_Supplied material_:
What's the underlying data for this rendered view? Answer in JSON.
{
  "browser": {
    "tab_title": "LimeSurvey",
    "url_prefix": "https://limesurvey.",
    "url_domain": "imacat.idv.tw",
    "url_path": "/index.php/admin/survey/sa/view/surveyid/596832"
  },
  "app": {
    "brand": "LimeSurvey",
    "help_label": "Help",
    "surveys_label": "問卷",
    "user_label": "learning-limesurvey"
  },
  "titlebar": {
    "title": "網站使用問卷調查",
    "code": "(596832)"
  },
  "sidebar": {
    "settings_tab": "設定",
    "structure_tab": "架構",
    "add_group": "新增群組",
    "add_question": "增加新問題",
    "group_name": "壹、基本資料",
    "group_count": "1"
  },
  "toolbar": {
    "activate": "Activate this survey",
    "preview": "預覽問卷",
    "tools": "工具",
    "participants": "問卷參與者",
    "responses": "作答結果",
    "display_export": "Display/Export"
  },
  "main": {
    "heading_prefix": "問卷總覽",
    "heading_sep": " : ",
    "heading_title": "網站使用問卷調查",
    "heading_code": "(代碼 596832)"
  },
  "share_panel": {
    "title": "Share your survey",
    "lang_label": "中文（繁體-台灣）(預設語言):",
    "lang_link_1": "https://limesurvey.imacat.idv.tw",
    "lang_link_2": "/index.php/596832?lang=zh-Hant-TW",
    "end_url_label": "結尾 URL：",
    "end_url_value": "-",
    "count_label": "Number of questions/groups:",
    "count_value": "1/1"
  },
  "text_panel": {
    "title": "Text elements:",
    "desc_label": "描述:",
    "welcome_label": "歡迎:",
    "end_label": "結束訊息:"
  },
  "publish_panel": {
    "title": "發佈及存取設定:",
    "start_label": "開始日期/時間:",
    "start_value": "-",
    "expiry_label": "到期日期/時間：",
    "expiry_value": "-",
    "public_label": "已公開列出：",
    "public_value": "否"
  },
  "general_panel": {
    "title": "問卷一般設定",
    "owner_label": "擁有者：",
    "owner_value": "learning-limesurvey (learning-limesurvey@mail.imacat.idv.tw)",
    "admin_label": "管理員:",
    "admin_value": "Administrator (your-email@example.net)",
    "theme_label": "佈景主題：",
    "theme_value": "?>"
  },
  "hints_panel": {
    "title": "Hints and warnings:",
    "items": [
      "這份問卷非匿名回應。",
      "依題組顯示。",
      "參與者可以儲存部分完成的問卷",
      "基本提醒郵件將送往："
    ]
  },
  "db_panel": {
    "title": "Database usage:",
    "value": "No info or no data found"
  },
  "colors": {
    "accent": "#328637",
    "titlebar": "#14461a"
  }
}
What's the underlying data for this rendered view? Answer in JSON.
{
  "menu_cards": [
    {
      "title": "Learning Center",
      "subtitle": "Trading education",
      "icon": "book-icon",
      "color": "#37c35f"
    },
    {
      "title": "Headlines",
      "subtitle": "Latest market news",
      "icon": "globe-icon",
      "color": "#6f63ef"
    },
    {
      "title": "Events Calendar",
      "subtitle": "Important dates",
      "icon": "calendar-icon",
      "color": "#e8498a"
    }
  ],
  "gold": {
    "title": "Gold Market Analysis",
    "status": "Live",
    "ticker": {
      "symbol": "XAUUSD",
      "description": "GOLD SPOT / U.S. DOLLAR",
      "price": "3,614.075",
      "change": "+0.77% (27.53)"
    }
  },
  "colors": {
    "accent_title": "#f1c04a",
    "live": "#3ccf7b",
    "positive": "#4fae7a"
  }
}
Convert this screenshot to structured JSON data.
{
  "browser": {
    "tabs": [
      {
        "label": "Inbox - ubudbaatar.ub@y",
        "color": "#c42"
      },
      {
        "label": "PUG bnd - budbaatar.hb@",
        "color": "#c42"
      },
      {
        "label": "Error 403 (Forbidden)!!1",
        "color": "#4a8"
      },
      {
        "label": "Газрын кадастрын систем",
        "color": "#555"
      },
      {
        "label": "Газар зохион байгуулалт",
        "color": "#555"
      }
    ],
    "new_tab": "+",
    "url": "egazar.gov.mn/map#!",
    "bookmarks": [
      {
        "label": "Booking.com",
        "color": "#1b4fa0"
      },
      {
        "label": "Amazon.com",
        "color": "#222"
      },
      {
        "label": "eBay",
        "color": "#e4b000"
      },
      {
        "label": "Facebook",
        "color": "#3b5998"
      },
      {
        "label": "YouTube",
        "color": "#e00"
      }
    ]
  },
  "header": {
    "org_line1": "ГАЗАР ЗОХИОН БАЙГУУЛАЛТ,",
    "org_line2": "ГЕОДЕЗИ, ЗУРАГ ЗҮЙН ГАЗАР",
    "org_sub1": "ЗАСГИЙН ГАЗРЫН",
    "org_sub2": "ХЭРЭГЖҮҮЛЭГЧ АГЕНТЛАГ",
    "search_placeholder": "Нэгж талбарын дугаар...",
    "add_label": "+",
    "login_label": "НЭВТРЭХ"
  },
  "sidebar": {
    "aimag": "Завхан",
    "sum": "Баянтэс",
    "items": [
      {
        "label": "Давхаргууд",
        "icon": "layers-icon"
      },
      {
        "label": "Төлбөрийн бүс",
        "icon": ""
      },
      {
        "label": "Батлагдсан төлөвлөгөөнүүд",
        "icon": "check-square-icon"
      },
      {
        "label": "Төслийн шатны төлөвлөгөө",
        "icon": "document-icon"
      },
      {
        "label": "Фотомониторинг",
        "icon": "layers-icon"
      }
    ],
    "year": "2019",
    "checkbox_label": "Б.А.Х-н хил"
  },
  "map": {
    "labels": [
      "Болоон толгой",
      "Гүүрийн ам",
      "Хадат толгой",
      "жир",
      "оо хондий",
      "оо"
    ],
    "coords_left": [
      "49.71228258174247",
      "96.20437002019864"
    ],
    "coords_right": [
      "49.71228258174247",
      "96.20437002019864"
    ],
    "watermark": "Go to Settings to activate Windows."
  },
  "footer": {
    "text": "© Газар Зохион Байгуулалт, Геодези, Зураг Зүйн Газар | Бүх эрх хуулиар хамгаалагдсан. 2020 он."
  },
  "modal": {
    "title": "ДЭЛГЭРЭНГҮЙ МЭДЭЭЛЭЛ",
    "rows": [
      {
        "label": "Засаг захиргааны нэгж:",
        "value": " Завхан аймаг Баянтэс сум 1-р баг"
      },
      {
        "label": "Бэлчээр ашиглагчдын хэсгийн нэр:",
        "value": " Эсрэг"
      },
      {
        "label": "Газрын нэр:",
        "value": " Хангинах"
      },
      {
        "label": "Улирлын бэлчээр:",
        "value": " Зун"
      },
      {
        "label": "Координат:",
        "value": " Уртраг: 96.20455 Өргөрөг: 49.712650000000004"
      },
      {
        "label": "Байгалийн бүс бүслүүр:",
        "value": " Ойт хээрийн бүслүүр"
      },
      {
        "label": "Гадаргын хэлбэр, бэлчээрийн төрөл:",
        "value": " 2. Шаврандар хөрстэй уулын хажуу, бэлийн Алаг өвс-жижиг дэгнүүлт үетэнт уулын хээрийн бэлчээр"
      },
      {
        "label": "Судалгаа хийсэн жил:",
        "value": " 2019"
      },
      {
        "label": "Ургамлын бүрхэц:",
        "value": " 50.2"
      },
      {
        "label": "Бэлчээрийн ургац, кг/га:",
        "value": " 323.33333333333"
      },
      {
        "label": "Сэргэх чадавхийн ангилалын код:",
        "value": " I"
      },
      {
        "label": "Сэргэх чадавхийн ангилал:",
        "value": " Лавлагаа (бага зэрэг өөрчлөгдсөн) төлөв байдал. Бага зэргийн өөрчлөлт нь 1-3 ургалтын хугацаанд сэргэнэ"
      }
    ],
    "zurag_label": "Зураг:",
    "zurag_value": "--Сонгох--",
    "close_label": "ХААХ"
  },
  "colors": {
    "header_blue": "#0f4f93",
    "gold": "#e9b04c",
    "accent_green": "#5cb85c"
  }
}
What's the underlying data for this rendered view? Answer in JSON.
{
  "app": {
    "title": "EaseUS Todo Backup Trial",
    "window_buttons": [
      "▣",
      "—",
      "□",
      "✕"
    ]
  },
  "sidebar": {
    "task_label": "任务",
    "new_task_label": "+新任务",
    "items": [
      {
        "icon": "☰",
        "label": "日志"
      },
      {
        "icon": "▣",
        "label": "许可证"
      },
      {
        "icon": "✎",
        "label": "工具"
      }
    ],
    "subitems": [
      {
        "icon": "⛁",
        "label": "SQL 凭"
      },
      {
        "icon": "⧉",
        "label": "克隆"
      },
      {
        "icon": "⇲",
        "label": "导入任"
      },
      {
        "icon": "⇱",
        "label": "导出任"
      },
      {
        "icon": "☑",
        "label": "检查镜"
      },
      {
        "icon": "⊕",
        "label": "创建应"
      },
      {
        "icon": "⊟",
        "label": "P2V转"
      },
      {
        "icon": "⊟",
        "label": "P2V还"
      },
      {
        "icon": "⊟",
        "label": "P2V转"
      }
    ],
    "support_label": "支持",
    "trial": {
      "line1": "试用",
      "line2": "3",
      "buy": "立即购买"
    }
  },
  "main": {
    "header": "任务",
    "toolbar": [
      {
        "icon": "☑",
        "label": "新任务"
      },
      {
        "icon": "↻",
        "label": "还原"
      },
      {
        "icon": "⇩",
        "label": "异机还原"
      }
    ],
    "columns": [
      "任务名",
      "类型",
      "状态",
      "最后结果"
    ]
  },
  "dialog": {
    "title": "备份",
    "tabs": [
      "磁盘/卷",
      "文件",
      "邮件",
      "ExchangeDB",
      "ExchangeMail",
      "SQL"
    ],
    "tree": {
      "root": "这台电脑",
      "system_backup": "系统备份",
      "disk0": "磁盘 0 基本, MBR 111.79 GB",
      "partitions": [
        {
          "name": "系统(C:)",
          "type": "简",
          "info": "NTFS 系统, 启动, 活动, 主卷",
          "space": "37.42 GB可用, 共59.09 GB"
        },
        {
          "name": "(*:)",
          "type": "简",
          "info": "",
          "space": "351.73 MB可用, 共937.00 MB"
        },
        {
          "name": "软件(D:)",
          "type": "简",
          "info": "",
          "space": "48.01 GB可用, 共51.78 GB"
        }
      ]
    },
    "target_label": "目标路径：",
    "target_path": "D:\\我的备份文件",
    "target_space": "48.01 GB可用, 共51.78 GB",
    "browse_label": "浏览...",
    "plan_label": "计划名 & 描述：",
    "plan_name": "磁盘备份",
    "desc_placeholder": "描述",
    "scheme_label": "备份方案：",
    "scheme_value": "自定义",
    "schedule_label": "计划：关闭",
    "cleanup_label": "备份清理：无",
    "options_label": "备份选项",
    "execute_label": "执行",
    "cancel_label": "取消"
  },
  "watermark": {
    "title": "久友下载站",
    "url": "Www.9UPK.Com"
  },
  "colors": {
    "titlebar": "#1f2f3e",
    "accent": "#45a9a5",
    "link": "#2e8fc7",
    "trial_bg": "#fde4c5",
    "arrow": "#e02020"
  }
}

_Exercise aim_:
Give only the number of lines above that hold the string "чадавхийн".

_Task result_:
2